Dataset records
______

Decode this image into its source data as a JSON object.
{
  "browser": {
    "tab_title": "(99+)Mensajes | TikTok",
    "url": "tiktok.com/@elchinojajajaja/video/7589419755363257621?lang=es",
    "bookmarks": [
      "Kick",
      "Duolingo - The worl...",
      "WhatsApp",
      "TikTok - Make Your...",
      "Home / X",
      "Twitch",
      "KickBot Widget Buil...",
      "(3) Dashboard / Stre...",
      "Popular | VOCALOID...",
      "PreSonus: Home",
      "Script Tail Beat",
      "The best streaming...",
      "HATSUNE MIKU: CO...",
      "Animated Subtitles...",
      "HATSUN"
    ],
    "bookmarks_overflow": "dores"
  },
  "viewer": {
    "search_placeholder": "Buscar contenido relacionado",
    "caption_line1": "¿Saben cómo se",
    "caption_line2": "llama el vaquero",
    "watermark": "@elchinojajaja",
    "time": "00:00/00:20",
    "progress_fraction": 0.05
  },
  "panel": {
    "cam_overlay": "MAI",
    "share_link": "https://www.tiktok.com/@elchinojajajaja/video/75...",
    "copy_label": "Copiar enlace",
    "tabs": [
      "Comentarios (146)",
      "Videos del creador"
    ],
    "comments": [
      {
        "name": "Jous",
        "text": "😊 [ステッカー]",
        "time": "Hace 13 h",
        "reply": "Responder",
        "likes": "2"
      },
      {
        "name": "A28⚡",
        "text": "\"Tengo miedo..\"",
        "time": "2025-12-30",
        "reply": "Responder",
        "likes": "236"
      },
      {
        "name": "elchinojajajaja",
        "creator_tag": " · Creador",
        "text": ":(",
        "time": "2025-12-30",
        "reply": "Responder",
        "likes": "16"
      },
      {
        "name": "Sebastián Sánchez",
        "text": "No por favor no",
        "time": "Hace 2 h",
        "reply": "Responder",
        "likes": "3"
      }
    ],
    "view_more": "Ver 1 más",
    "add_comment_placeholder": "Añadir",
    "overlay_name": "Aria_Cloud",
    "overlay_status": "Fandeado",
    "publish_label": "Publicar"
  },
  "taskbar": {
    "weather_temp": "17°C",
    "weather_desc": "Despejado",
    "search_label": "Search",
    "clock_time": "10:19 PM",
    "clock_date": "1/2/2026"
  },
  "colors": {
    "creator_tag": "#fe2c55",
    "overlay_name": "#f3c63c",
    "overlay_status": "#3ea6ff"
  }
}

______

Return the entries above exactly as they appear.

Decode this image into its source data as a JSON object.
{
  "browser": {
    "tab_title": "(99+)Mensajes | TikTok",
    "url": "tiktok.com/@elchinojajajaja/video/7589419755363257621?lang=es",
    "bookmarks": [
      "Kick",
      "Duolingo - The worl...",
      "WhatsApp",
      "TikTok - Make Your...",
      "Home / X",
      "Twitch",
      "KickBot Widget Buil...",
      "(3) Dashboard / Stre...",
      "Popular | VOCALOID...",
      "PreSonus: Home",
      "Script Tail Beat",
      "The best streaming...",
      "HATSUNE MIKU: CO...",
      "Animated Subtitles...",
      "HATSUN"
    ],
    "bookmarks_overflow": "dores"
  },
  "viewer": {
    "search_placeholder": "Buscar contenido relacionado",
    "caption_line1": "¿Saben cómo se",
    "caption_line2": "llama el vaquero",
    "watermark": "@elchinojajaja",
    "time": "00:00/00:20",
    "progress_fraction": 0.05
  },
  "panel": {
    "cam_overlay": "MAI",
    "share_link": "https://www.tiktok.com/@elchinojajajaja/video/75...",
    "copy_label": "Copiar enlace",
    "tabs": [
      "Comentarios (146)",
      "Videos del creador"
    ],
    "comments": [
      {
        "name": "Jous",
        "text": "😊 [ステッカー]",
        "time": "Hace 13 h",
        "reply": "Responder",
        "likes": "2"
      },
      {
        "name": "A28⚡",
        "text": "\"Tengo miedo..\"",
        "time": "2025-12-30",
        "reply": "Responder",
        "likes": "236"
      },
      {
        "name": "elchinojajajaja",
        "creator_tag": " · Creador",
        "text": ":(",
        "time": "2025-12-30",
        "reply": "Responder",
        "likes": "16"
      },
      {
        "name": "Sebastián Sánchez",
        "text": "No por favor no",
        "time": "Hace 2 h",
        "reply": "Responder",
        "likes": "3"
      }
    ],
    "view_more": "Ver 1 más",
    "add_comment_placeholder": "Añadir",
    "overlay_name": "Aria_Cloud",
    "overlay_status": "Fandeado",
    "publish_label": "Publicar"
  },
  "taskbar": {
    "weather_temp": "17°C",
    "weather_desc": "Despejado",
    "search_label": "Search",
    "clock_time": "10:19 PM",
    "clock_date": "1/2/2026"
  },
  "colors": {
    "creator_tag": "#fe2c55",
    "overlay_name": "#f3c63c",
    "overlay_status": "#3ea6ff"
  }
}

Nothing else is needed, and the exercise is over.